(Entries from a dataset)
--- BEGIN ---

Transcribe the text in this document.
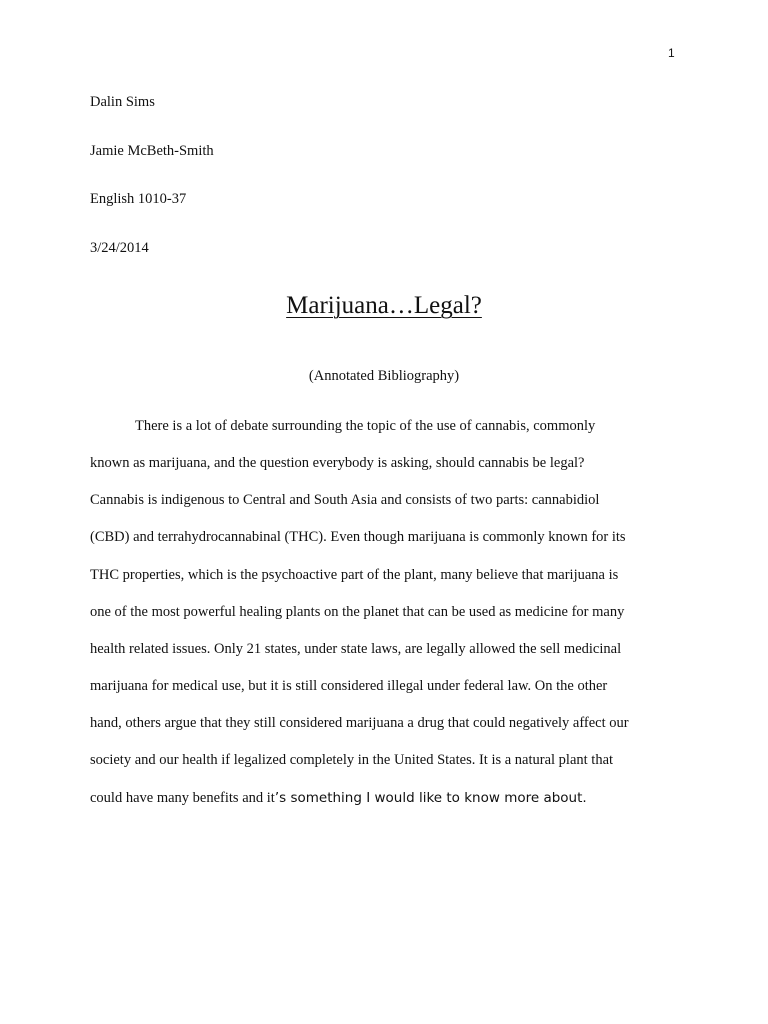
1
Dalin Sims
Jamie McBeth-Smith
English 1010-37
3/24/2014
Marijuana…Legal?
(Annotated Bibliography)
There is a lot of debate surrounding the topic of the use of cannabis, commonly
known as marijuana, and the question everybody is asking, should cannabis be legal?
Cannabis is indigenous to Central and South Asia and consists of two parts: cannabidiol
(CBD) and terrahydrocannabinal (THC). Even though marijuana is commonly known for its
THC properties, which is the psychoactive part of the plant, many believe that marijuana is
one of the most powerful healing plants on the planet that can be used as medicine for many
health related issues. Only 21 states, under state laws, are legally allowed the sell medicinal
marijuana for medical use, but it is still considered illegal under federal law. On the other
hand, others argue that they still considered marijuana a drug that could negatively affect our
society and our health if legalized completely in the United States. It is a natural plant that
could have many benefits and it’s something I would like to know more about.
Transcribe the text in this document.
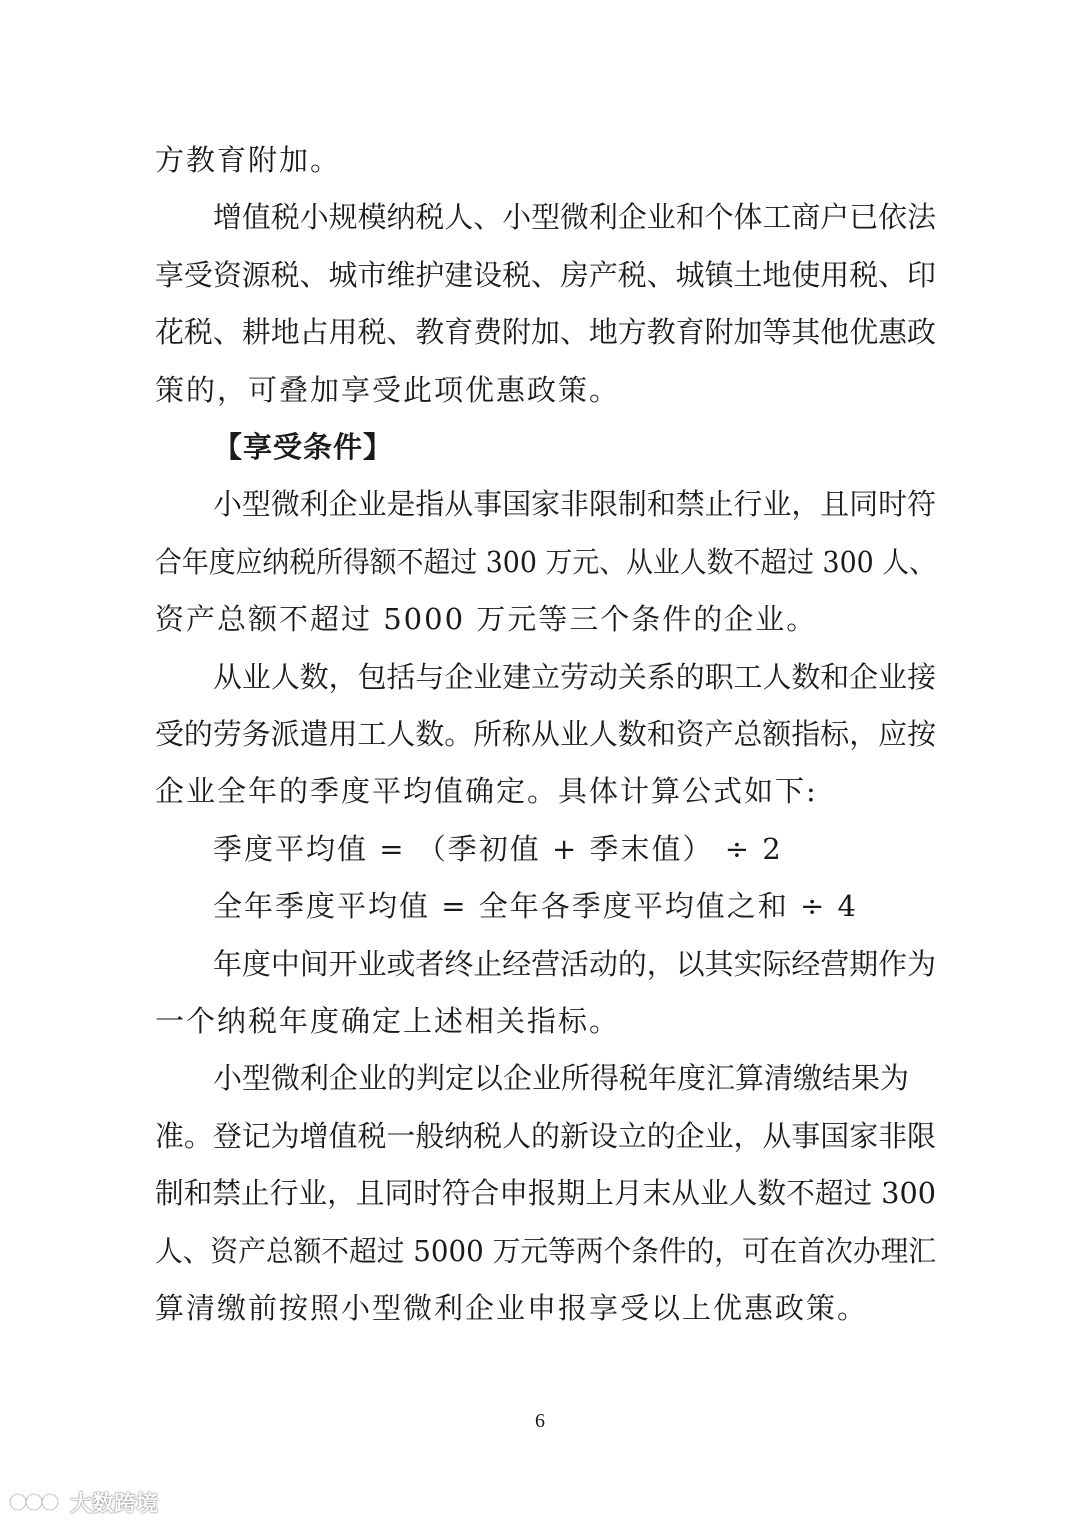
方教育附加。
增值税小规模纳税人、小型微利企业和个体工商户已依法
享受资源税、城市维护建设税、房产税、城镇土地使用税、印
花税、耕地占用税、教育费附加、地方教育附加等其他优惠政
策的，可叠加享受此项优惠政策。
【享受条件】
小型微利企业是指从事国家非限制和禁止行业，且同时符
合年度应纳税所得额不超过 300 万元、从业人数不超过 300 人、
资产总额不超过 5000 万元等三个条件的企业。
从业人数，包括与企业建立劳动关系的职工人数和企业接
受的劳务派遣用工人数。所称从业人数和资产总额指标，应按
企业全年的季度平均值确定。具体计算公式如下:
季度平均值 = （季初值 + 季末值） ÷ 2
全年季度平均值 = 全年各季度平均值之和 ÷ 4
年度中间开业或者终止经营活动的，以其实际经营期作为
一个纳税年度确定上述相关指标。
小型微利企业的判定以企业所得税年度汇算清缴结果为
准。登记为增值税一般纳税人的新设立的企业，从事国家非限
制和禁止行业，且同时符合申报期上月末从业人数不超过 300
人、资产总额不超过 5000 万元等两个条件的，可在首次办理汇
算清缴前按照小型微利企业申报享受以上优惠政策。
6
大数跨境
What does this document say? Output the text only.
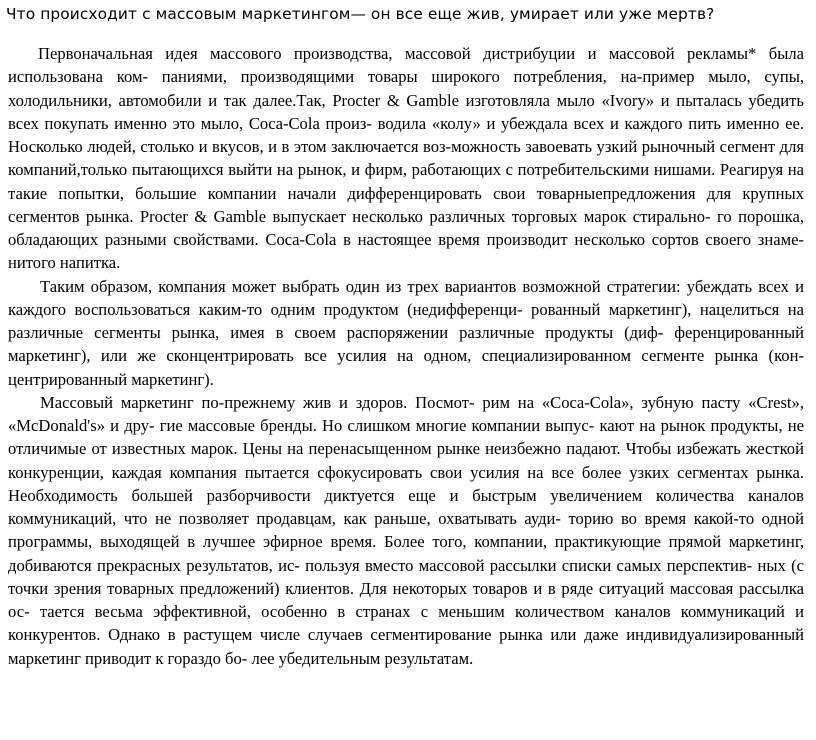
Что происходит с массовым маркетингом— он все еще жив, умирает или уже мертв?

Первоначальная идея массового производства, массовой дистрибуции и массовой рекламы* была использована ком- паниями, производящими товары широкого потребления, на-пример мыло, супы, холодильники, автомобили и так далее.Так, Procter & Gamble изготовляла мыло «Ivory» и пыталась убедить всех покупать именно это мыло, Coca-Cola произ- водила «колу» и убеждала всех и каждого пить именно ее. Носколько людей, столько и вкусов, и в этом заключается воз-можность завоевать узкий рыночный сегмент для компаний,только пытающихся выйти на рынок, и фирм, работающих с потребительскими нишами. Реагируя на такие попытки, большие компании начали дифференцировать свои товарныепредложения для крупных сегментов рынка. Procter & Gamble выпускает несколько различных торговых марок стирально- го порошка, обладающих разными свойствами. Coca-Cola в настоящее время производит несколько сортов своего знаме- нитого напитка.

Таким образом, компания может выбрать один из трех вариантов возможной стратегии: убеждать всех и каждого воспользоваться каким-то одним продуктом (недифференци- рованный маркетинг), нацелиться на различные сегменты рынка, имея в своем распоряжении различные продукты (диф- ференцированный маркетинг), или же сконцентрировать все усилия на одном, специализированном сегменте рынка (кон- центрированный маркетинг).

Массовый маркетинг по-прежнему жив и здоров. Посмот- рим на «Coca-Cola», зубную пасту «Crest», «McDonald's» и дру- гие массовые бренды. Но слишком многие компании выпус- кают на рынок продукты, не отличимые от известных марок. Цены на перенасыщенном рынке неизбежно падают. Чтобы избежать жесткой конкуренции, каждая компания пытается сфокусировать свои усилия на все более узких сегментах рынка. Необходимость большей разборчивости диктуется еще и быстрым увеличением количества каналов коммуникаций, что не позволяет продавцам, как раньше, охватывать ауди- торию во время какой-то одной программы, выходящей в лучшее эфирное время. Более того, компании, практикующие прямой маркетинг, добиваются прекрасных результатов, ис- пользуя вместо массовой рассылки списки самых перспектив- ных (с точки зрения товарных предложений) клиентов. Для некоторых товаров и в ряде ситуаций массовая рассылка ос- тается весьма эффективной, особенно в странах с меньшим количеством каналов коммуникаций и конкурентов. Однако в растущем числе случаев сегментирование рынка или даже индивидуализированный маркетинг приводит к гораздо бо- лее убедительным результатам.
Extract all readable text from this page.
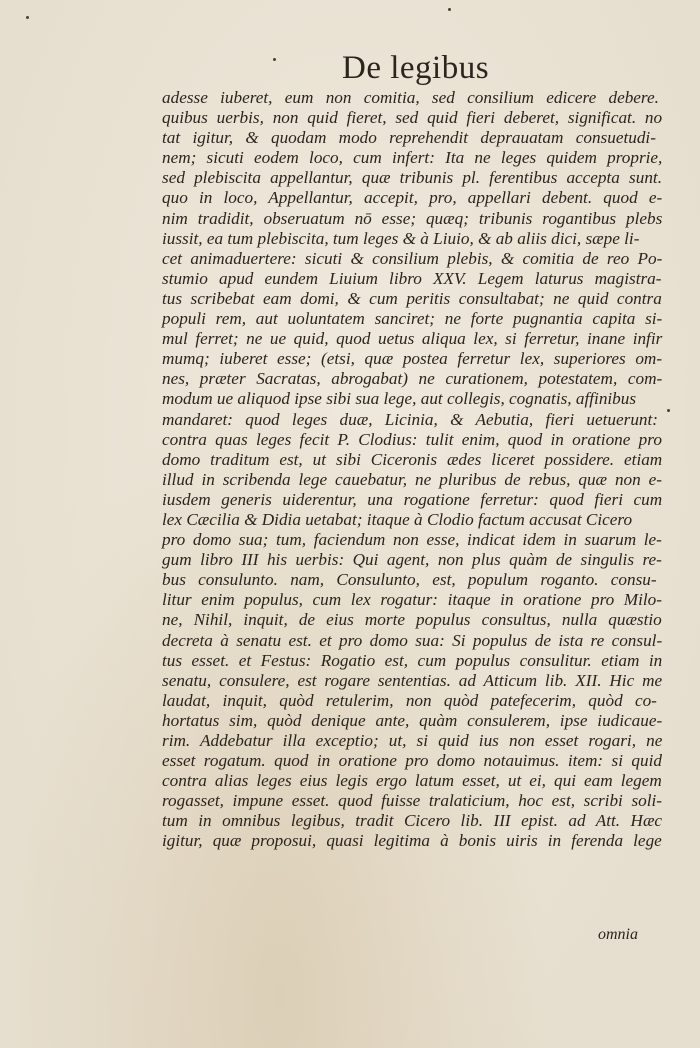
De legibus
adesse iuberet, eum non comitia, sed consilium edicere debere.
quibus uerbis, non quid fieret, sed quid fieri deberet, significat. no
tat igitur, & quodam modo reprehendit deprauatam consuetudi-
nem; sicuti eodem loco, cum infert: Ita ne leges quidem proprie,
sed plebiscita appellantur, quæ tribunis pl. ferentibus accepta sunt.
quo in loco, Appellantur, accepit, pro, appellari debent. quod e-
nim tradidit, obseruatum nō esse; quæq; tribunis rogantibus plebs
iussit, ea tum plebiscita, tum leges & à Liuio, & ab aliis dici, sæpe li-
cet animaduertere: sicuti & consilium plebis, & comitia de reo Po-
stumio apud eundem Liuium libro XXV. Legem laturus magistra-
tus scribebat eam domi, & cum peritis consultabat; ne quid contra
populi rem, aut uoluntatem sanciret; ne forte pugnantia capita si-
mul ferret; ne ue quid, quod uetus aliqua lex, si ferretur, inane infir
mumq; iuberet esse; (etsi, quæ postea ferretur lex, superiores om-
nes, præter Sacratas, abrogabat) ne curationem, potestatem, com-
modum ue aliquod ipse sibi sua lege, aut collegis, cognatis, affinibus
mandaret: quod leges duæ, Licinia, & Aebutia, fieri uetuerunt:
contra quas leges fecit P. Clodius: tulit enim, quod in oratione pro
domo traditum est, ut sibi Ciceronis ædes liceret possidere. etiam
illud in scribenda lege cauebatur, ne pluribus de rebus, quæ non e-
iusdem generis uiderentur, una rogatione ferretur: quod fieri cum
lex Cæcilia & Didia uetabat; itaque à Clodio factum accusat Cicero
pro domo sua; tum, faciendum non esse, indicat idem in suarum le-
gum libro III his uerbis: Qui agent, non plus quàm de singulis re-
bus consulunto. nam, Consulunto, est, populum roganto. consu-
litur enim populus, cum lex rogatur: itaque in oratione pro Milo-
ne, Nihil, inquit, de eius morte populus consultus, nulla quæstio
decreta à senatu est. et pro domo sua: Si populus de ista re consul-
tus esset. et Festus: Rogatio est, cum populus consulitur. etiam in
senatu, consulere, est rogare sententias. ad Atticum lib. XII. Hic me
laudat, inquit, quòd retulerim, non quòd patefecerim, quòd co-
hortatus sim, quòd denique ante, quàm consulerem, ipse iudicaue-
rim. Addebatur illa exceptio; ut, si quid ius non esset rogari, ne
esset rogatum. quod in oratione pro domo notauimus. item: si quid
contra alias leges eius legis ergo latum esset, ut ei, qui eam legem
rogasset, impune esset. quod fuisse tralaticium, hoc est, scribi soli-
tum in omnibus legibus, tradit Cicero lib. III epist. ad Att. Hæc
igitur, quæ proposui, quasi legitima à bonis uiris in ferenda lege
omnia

--- END ---

# WHAT THIS TASK INVOLVES
Set down the material exactly, every line of it, except for the pictures.

# TASK SOLUTION
Transcribe the text in this document.
1
Dalin Sims
Jamie McBeth-Smith
English 1010-37
3/24/2014
Marijuana…Legal?
(Annotated Bibliography)
There is a lot of debate surrounding the topic of the use of cannabis, commonly
known as marijuana, and the question everybody is asking, should cannabis be legal?
Cannabis is indigenous to Central and South Asia and consists of two parts: cannabidiol
(CBD) and terrahydrocannabinal (THC). Even though marijuana is commonly known for its
THC properties, which is the psychoactive part of the plant, many believe that marijuana is
one of the most powerful healing plants on the planet that can be used as medicine for many
health related issues. Only 21 states, under state laws, are legally allowed the sell medicinal
marijuana for medical use, but it is still considered illegal under federal law. On the other
hand, others argue that they still considered marijuana a drug that could negatively affect our
society and our health if legalized completely in the United States. It is a natural plant that
could have many benefits and it’s something I would like to know more about.
Transcribe the text in this document.
方教育附加。
增值税小规模纳税人、小型微利企业和个体工商户已依法
享受资源税、城市维护建设税、房产税、城镇土地使用税、印
花税、耕地占用税、教育费附加、地方教育附加等其他优惠政
策的，可叠加享受此项优惠政策。
【享受条件】
小型微利企业是指从事国家非限制和禁止行业，且同时符
合年度应纳税所得额不超过 300 万元、从业人数不超过 300 人、
资产总额不超过 5000 万元等三个条件的企业。
从业人数，包括与企业建立劳动关系的职工人数和企业接
受的劳务派遣用工人数。所称从业人数和资产总额指标，应按
企业全年的季度平均值确定。具体计算公式如下:
季度平均值 = （季初值 + 季末值） ÷ 2
全年季度平均值 = 全年各季度平均值之和 ÷ 4
年度中间开业或者终止经营活动的，以其实际经营期作为
一个纳税年度确定上述相关指标。
小型微利企业的判定以企业所得税年度汇算清缴结果为
准。登记为增值税一般纳税人的新设立的企业，从事国家非限
制和禁止行业，且同时符合申报期上月末从业人数不超过 300
人、资产总额不超过 5000 万元等两个条件的，可在首次办理汇
算清缴前按照小型微利企业申报享受以上优惠政策。
6
大数跨境
What does this document say? Output the text only.
Что происходит с массовым маркетингом— он все еще жив, умирает или уже мертв?

Первоначальная идея массового производства, массовой дистрибуции и массовой рекламы* была использована ком- паниями, производящими товары широкого потребления, на-пример мыло, супы, холодильники, автомобили и так далее.Так, Procter & Gamble изготовляла мыло «Ivory» и пыталась убедить всех покупать именно это мыло, Coca-Cola произ- водила «колу» и убеждала всех и каждого пить именно ее. Носколько людей, столько и вкусов, и в этом заключается воз-можность завоевать узкий рыночный сегмент для компаний,только пытающихся выйти на рынок, и фирм, работающих с потребительскими нишами. Реагируя на такие попытки, большие компании начали дифференцировать свои товарныепредложения для крупных сегментов рынка. Procter & Gamble выпускает несколько различных торговых марок стирально- го порошка, обладающих разными свойствами. Coca-Cola в настоящее время производит несколько сортов своего знаме- нитого напитка.

Таким образом, компания может выбрать один из трех вариантов возможной стратегии: убеждать всех и каждого воспользоваться каким-то одним продуктом (недифференци- рованный маркетинг), нацелиться на различные сегменты рынка, имея в своем распоряжении различные продукты (диф- ференцированный маркетинг), или же сконцентрировать все усилия на одном, специализированном сегменте рынка (кон- центрированный маркетинг).

Массовый маркетинг по-прежнему жив и здоров. Посмот- рим на «Coca-Cola», зубную пасту «Crest», «McDonald's» и дру- гие массовые бренды. Но слишком многие компании выпус- кают на рынок продукты, не отличимые от известных марок. Цены на перенасыщенном рынке неизбежно падают. Чтобы избежать жесткой конкуренции, каждая компания пытается сфокусировать свои усилия на все более узких сегментах рынка. Необходимость большей разборчивости диктуется еще и быстрым увеличением количества каналов коммуникаций, что не позволяет продавцам, как раньше, охватывать ауди- торию во время какой-то одной программы, выходящей в лучшее эфирное время. Более того, компании, практикующие прямой маркетинг, добиваются прекрасных результатов, ис- пользуя вместо массовой рассылки списки самых перспектив- ных (с точки зрения товарных предложений) клиентов. Для некоторых товаров и в ряде ситуаций массовая рассылка ос- тается весьма эффективной, особенно в странах с меньшим количеством каналов коммуникаций и конкурентов. Однако в растущем числе случаев сегментирование рынка или даже индивидуализированный маркетинг приводит к гораздо бо- лее убедительным результатам.
Extract all readable text from this page.
De legibus
adesse iuberet, eum non comitia, sed consilium edicere debere.
quibus uerbis, non quid fieret, sed quid fieri deberet, significat. no
tat igitur, & quodam modo reprehendit deprauatam consuetudi-
nem; sicuti eodem loco, cum infert: Ita ne leges quidem proprie,
sed plebiscita appellantur, quæ tribunis pl. ferentibus accepta sunt.
quo in loco, Appellantur, accepit, pro, appellari debent. quod e-
nim tradidit, obseruatum nō esse; quæq; tribunis rogantibus plebs
iussit, ea tum plebiscita, tum leges & à Liuio, & ab aliis dici, sæpe li-
cet animaduertere: sicuti & consilium plebis, & comitia de reo Po-
stumio apud eundem Liuium libro XXV. Legem laturus magistra-
tus scribebat eam domi, & cum peritis consultabat; ne quid contra
populi rem, aut uoluntatem sanciret; ne forte pugnantia capita si-
mul ferret; ne ue quid, quod uetus aliqua lex, si ferretur, inane infir
mumq; iuberet esse; (etsi, quæ postea ferretur lex, superiores om-
nes, præter Sacratas, abrogabat) ne curationem, potestatem, com-
modum ue aliquod ipse sibi sua lege, aut collegis, cognatis, affinibus
mandaret: quod leges duæ, Licinia, & Aebutia, fieri uetuerunt:
contra quas leges fecit P. Clodius: tulit enim, quod in oratione pro
domo traditum est, ut sibi Ciceronis ædes liceret possidere. etiam
illud in scribenda lege cauebatur, ne pluribus de rebus, quæ non e-
iusdem generis uiderentur, una rogatione ferretur: quod fieri cum
lex Cæcilia & Didia uetabat; itaque à Clodio factum accusat Cicero
pro domo sua; tum, faciendum non esse, indicat idem in suarum le-
gum libro III his uerbis: Qui agent, non plus quàm de singulis re-
bus consulunto. nam, Consulunto, est, populum roganto. consu-
litur enim populus, cum lex rogatur: itaque in oratione pro Milo-
ne, Nihil, inquit, de eius morte populus consultus, nulla quæstio
decreta à senatu est. et pro domo sua: Si populus de ista re consul-
tus esset. et Festus: Rogatio est, cum populus consulitur. etiam in
senatu, consulere, est rogare sententias. ad Atticum lib. XII. Hic me
laudat, inquit, quòd retulerim, non quòd patefecerim, quòd co-
hortatus sim, quòd denique ante, quàm consulerem, ipse iudicaue-
rim. Addebatur illa exceptio; ut, si quid ius non esset rogari, ne
esset rogatum. quod in oratione pro domo notauimus. item: si quid
contra alias leges eius legis ergo latum esset, ut ei, qui eam legem
rogasset, impune esset. quod fuisse tralaticium, hoc est, scribi soli-
tum in omnibus legibus, tradit Cicero lib. III epist. ad Att. Hæc
igitur, quæ proposui, quasi legitima à bonis uiris in ferenda lege
omnia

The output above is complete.